Dataset entries:
—————
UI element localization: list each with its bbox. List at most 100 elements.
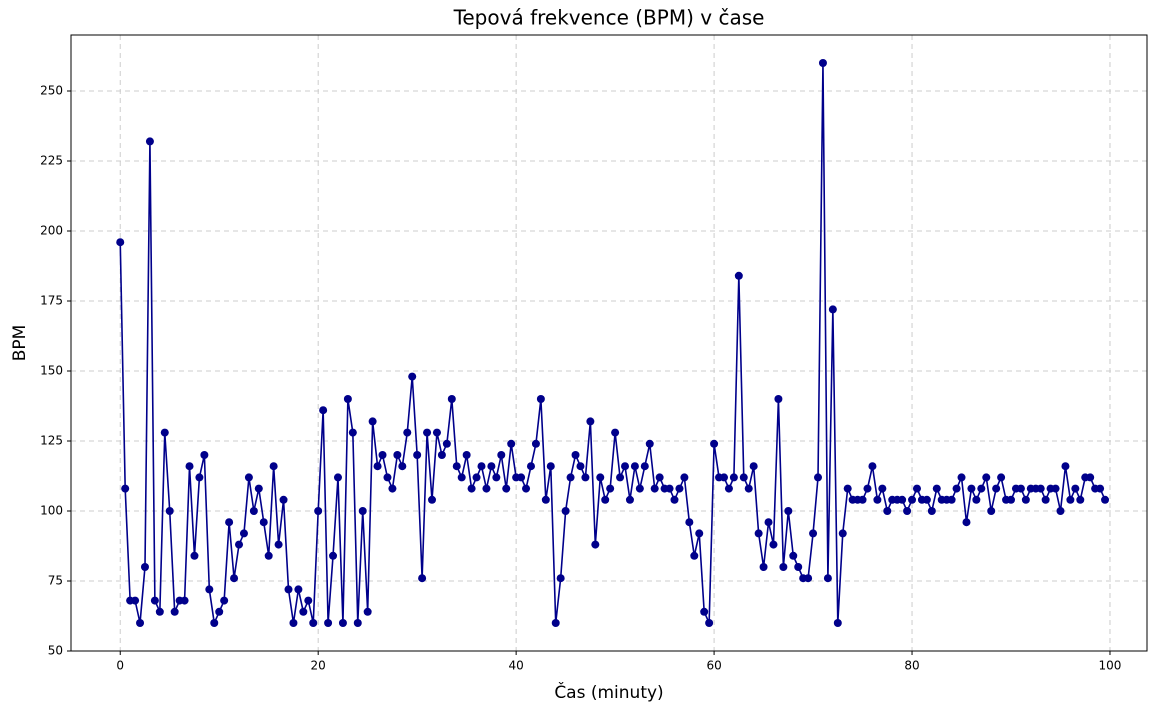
data-point xyxy=(333,473,342,482)
data-point xyxy=(630,462,639,471)
x-tick-label: 80 xyxy=(904,659,919,673)
y-tick-label: 250 xyxy=(40,84,63,98)
data-point xyxy=(1056,507,1065,515)
data-point xyxy=(393,451,402,459)
data-point xyxy=(784,507,793,515)
data-point xyxy=(814,473,823,482)
data-point xyxy=(754,529,763,538)
data-point xyxy=(843,484,852,493)
y-tick-label: 175 xyxy=(40,294,63,308)
data-point xyxy=(739,473,748,482)
y-tick-label: 225 xyxy=(40,154,63,168)
data-point xyxy=(526,462,535,471)
data-point xyxy=(912,484,921,493)
data-point xyxy=(710,439,719,448)
data-point xyxy=(363,607,372,616)
data-point xyxy=(131,596,140,605)
data-point xyxy=(279,495,288,504)
data-point xyxy=(150,596,159,605)
data-point xyxy=(1007,495,1016,504)
data-point xyxy=(724,484,733,493)
data-point xyxy=(997,473,1006,482)
data-point xyxy=(705,619,714,627)
data-point xyxy=(1016,484,1025,493)
data-point xyxy=(121,484,130,493)
data-point xyxy=(863,484,872,493)
data-point xyxy=(591,540,600,549)
data-point xyxy=(779,563,788,571)
data-point xyxy=(477,462,486,471)
data-point xyxy=(299,607,308,616)
data-point xyxy=(190,551,199,560)
x-axis-label: Čas (minuty) xyxy=(554,681,663,703)
data-point xyxy=(353,619,362,627)
data-point xyxy=(606,484,615,493)
data-point xyxy=(289,619,298,627)
data-point xyxy=(1061,462,1070,471)
x-tick-label: 60 xyxy=(706,659,721,673)
data-point xyxy=(358,507,367,515)
data-point xyxy=(541,495,550,504)
data-point xyxy=(804,574,813,583)
data-point xyxy=(432,428,441,437)
data-point xyxy=(833,619,842,627)
data-point xyxy=(467,484,476,493)
data-point xyxy=(645,439,654,448)
data-point xyxy=(1086,473,1095,482)
data-point xyxy=(655,473,664,482)
data-point xyxy=(220,596,229,605)
data-point xyxy=(259,518,268,527)
data-point xyxy=(497,451,506,459)
data-point xyxy=(695,529,704,538)
data-point xyxy=(502,484,511,493)
data-point xyxy=(294,585,303,594)
data-point xyxy=(611,428,620,437)
data-point xyxy=(576,462,585,471)
data-point xyxy=(269,462,278,471)
data-point xyxy=(700,607,709,616)
data-point xyxy=(329,551,338,560)
data-point xyxy=(957,473,966,482)
data-point xyxy=(625,495,634,504)
data-point xyxy=(264,551,273,560)
data-point xyxy=(348,428,357,437)
data-point xyxy=(759,563,768,571)
series-line xyxy=(119,62,1106,626)
data-point xyxy=(249,507,258,515)
data-point xyxy=(927,507,936,515)
data-point xyxy=(616,473,625,482)
data-point xyxy=(482,484,491,493)
data-point xyxy=(947,495,956,504)
data-point xyxy=(507,439,516,448)
data-point xyxy=(160,428,169,437)
data-point xyxy=(398,462,407,471)
data-point xyxy=(952,484,961,493)
data-point xyxy=(922,495,931,504)
x-tick-label: 0 xyxy=(116,659,124,673)
data-point xyxy=(388,484,397,493)
data-point xyxy=(868,462,877,471)
data-point xyxy=(408,372,417,381)
data-point xyxy=(116,238,125,247)
data-point xyxy=(413,451,422,459)
data-point xyxy=(838,529,847,538)
data-point xyxy=(235,540,244,549)
data-point xyxy=(195,473,204,482)
data-point xyxy=(457,473,466,482)
data-point xyxy=(1071,484,1080,493)
data-point xyxy=(314,507,323,515)
data-point xyxy=(452,462,461,471)
data-point xyxy=(690,551,699,560)
data-point xyxy=(962,518,971,527)
data-point xyxy=(665,484,674,493)
data-point xyxy=(640,462,649,471)
data-point xyxy=(571,451,580,459)
data-point xyxy=(442,439,451,448)
data-point xyxy=(343,395,352,403)
data-point xyxy=(180,596,189,605)
data-point xyxy=(338,619,347,627)
chart-title: Tepová frekvence (BPM) v čase xyxy=(453,6,765,30)
data-point xyxy=(769,540,778,549)
data-point xyxy=(878,484,887,493)
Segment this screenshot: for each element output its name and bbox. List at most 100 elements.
—————
Short exercise => Please update the records by rewriting every line with "bbox" replaced by "bounding box" and everything else left unchanged. Leave the pictures out of your answer.

Reply to the exercise =>
UI element localization: list each with its bounding box. List at most 100 elements.
data-point xyxy=(333,473,342,482)
data-point xyxy=(630,462,639,471)
x-tick-label: 80 xyxy=(904,659,919,673)
y-tick-label: 250 xyxy=(40,84,63,98)
data-point xyxy=(1056,507,1065,515)
data-point xyxy=(393,451,402,459)
data-point xyxy=(784,507,793,515)
data-point xyxy=(814,473,823,482)
data-point xyxy=(754,529,763,538)
data-point xyxy=(843,484,852,493)
y-tick-label: 175 xyxy=(40,294,63,308)
data-point xyxy=(739,473,748,482)
y-tick-label: 225 xyxy=(40,154,63,168)
data-point xyxy=(526,462,535,471)
data-point xyxy=(912,484,921,493)
data-point xyxy=(710,439,719,448)
data-point xyxy=(363,607,372,616)
data-point xyxy=(131,596,140,605)
data-point xyxy=(279,495,288,504)
data-point xyxy=(150,596,159,605)
data-point xyxy=(1007,495,1016,504)
data-point xyxy=(724,484,733,493)
data-point xyxy=(997,473,1006,482)
data-point xyxy=(705,619,714,627)
data-point xyxy=(1016,484,1025,493)
data-point xyxy=(121,484,130,493)
data-point xyxy=(863,484,872,493)
data-point xyxy=(591,540,600,549)
data-point xyxy=(779,563,788,571)
data-point xyxy=(477,462,486,471)
data-point xyxy=(299,607,308,616)
data-point xyxy=(190,551,199,560)
x-axis-label: Čas (minuty) xyxy=(554,681,663,703)
data-point xyxy=(353,619,362,627)
data-point xyxy=(606,484,615,493)
data-point xyxy=(289,619,298,627)
data-point xyxy=(1061,462,1070,471)
x-tick-label: 60 xyxy=(706,659,721,673)
data-point xyxy=(358,507,367,515)
data-point xyxy=(541,495,550,504)
data-point xyxy=(804,574,813,583)
data-point xyxy=(432,428,441,437)
data-point xyxy=(833,619,842,627)
data-point xyxy=(467,484,476,493)
data-point xyxy=(645,439,654,448)
data-point xyxy=(1086,473,1095,482)
data-point xyxy=(655,473,664,482)
data-point xyxy=(220,596,229,605)
data-point xyxy=(259,518,268,527)
data-point xyxy=(497,451,506,459)
data-point xyxy=(695,529,704,538)
data-point xyxy=(502,484,511,493)
data-point xyxy=(294,585,303,594)
data-point xyxy=(611,428,620,437)
data-point xyxy=(576,462,585,471)
data-point xyxy=(269,462,278,471)
data-point xyxy=(700,607,709,616)
data-point xyxy=(329,551,338,560)
data-point xyxy=(957,473,966,482)
data-point xyxy=(625,495,634,504)
data-point xyxy=(264,551,273,560)
data-point xyxy=(348,428,357,437)
data-point xyxy=(759,563,768,571)
series-line xyxy=(119,62,1106,626)
data-point xyxy=(249,507,258,515)
data-point xyxy=(927,507,936,515)
data-point xyxy=(616,473,625,482)
data-point xyxy=(482,484,491,493)
data-point xyxy=(947,495,956,504)
data-point xyxy=(507,439,516,448)
data-point xyxy=(160,428,169,437)
data-point xyxy=(398,462,407,471)
data-point xyxy=(952,484,961,493)
data-point xyxy=(922,495,931,504)
x-tick-label: 0 xyxy=(116,659,124,673)
data-point xyxy=(388,484,397,493)
data-point xyxy=(868,462,877,471)
data-point xyxy=(408,372,417,381)
data-point xyxy=(116,238,125,247)
data-point xyxy=(413,451,422,459)
data-point xyxy=(838,529,847,538)
data-point xyxy=(235,540,244,549)
data-point xyxy=(195,473,204,482)
data-point xyxy=(457,473,466,482)
data-point xyxy=(1071,484,1080,493)
data-point xyxy=(314,507,323,515)
data-point xyxy=(452,462,461,471)
data-point xyxy=(690,551,699,560)
data-point xyxy=(962,518,971,527)
data-point xyxy=(665,484,674,493)
data-point xyxy=(640,462,649,471)
data-point xyxy=(571,451,580,459)
data-point xyxy=(442,439,451,448)
data-point xyxy=(343,395,352,403)
data-point xyxy=(180,596,189,605)
data-point xyxy=(338,619,347,627)
chart-title: Tepová frekvence (BPM) v čase xyxy=(453,6,765,30)
data-point xyxy=(769,540,778,549)
data-point xyxy=(878,484,887,493)
Segment this screenshot: for each element output its name and bounding box. List at most 100 elements.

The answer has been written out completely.